▼

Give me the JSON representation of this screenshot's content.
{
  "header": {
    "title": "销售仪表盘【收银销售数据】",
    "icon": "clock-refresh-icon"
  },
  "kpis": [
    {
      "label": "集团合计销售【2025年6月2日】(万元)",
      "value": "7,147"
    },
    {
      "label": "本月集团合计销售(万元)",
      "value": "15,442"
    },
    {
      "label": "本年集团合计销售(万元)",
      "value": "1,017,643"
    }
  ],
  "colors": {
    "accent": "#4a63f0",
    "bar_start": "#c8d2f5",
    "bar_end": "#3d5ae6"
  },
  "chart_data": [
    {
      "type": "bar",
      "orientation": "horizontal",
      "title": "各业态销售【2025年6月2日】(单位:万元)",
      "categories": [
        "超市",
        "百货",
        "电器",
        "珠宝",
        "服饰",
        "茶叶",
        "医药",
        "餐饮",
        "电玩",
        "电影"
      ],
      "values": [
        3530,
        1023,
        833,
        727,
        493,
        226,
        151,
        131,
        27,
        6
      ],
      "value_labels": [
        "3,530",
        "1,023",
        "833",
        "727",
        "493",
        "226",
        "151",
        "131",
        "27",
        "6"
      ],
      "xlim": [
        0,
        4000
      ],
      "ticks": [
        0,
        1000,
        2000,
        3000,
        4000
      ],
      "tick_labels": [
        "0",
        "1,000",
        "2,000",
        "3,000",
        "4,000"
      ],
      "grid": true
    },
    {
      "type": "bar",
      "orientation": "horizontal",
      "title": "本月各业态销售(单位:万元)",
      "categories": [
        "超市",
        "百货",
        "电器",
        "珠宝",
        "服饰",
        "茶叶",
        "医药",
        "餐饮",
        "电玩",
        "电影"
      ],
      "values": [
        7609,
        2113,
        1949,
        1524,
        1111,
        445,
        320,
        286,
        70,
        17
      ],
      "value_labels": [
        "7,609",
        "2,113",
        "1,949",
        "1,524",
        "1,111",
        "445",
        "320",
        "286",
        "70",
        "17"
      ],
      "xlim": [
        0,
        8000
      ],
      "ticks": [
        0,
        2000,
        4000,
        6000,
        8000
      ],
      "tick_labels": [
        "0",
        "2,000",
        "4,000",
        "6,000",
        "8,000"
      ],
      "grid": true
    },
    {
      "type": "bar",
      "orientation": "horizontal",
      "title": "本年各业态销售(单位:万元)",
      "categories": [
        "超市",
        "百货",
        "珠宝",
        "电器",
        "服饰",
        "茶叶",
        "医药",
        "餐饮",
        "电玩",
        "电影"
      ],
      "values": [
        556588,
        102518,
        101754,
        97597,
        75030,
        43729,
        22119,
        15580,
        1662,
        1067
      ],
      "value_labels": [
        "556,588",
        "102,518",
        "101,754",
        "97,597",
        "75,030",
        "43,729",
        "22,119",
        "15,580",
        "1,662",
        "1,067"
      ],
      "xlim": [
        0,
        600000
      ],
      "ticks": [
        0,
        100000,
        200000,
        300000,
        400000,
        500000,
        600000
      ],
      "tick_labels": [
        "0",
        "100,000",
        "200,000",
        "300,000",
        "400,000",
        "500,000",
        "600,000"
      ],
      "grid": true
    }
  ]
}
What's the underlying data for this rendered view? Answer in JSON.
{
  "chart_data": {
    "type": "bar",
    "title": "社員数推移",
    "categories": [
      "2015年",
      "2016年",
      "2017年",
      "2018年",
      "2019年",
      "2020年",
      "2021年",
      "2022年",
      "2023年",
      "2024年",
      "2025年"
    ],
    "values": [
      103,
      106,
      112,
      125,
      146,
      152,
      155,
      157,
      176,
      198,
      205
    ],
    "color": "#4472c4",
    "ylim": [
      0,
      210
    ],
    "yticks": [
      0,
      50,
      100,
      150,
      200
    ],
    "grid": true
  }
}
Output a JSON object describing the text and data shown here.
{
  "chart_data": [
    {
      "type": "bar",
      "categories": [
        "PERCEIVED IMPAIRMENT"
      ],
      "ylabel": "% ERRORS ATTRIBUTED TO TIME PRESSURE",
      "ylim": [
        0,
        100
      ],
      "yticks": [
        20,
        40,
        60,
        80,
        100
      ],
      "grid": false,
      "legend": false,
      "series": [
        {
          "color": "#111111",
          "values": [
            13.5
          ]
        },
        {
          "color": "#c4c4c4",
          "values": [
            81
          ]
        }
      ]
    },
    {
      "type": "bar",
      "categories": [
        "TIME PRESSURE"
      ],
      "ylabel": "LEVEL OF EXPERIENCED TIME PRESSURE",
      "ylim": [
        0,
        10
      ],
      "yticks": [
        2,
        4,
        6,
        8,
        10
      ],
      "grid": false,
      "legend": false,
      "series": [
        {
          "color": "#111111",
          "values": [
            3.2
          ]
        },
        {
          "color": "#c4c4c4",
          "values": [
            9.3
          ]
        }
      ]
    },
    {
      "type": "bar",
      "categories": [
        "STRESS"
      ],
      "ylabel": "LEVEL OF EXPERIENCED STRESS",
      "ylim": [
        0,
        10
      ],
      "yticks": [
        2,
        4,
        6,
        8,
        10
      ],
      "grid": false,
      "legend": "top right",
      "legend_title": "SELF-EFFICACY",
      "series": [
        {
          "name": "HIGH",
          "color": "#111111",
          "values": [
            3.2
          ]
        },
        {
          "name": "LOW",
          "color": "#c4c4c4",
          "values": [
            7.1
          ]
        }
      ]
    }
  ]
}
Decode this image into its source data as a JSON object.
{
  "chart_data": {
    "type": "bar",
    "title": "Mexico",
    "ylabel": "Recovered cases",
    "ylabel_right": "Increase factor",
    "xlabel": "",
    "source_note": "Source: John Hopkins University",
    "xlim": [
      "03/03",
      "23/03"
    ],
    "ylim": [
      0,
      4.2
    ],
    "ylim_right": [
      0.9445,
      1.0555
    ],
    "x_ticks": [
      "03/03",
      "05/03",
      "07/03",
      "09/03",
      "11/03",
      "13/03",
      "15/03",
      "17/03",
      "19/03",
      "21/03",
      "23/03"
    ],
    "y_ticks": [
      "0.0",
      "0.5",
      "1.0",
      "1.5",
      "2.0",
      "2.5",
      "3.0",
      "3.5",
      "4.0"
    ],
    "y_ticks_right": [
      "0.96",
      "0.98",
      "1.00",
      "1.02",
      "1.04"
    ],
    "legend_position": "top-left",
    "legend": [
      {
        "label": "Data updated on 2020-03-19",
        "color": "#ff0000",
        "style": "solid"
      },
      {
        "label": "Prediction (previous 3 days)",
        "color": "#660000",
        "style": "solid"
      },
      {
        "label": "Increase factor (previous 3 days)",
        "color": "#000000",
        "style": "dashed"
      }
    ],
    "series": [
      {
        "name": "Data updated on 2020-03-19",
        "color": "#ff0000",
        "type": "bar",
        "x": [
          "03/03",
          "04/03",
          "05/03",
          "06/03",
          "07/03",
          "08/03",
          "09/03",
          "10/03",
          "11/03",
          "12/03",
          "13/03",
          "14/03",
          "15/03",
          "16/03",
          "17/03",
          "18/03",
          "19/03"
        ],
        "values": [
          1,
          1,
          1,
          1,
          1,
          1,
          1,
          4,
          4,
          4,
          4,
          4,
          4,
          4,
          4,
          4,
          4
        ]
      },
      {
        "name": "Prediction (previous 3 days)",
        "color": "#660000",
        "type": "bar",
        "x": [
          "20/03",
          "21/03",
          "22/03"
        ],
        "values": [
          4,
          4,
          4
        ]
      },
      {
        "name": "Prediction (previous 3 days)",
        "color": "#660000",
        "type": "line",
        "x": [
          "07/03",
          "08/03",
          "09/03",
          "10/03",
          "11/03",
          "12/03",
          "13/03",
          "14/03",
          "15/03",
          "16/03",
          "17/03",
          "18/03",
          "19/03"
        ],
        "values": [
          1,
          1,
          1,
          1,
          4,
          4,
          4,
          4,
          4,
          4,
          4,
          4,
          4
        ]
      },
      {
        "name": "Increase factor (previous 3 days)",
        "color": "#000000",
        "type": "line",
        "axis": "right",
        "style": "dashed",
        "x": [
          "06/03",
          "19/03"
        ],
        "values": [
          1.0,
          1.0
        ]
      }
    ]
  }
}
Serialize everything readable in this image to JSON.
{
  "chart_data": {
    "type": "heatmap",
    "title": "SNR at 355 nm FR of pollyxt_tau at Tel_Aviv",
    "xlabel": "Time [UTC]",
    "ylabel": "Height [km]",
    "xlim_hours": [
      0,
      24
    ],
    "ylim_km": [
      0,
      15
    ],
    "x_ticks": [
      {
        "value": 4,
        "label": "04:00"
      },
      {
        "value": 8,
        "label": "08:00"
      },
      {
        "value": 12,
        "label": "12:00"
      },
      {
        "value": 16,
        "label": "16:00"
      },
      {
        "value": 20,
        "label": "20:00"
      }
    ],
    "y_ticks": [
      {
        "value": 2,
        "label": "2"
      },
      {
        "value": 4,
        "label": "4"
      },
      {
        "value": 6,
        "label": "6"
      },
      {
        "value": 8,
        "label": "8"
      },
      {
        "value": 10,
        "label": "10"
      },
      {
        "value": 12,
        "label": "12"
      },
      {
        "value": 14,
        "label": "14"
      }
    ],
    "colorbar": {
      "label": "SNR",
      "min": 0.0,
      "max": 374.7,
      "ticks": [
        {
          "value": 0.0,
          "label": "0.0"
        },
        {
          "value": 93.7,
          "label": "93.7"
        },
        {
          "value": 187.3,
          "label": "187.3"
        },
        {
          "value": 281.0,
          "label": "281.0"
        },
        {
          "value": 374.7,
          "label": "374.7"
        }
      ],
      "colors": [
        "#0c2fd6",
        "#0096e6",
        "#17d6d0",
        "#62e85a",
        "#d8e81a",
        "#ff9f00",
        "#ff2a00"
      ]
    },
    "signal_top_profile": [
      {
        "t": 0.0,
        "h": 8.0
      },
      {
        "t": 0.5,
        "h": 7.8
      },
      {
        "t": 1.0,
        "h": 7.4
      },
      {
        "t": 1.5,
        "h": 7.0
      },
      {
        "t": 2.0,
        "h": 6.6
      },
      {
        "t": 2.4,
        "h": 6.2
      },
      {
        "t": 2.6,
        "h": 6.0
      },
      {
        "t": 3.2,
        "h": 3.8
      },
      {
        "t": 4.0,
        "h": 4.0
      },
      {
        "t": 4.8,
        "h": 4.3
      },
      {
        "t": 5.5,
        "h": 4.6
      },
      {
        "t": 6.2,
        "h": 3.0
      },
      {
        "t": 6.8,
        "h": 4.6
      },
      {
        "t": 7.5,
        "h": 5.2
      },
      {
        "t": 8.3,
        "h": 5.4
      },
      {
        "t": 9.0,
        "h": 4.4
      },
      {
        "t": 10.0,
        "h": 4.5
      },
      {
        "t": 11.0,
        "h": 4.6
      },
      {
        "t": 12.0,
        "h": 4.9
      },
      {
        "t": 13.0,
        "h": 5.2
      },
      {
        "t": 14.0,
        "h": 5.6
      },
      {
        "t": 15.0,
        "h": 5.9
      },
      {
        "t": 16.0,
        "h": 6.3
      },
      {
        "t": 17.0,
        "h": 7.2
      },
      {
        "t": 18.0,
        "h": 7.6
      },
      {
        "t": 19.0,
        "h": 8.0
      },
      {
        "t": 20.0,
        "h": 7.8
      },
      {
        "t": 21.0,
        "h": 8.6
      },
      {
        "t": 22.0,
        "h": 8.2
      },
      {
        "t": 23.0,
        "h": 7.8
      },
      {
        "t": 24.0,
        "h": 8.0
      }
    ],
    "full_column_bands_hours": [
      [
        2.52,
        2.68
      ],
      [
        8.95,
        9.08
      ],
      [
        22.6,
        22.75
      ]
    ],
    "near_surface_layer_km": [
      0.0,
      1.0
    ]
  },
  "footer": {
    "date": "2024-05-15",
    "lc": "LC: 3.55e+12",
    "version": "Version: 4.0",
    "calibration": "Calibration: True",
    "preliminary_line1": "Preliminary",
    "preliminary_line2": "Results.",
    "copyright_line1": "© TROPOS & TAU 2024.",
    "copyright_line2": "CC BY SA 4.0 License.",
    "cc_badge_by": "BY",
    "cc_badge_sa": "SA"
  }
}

▲

_Task description:_
Search the data for "LEVEL". Copy every line that has it.

_Task output:_
      "ylabel": "LEVEL OF EXPERIENCED TIME PRESSURE",
      "ylabel": "LEVEL OF EXPERIENCED STRESS",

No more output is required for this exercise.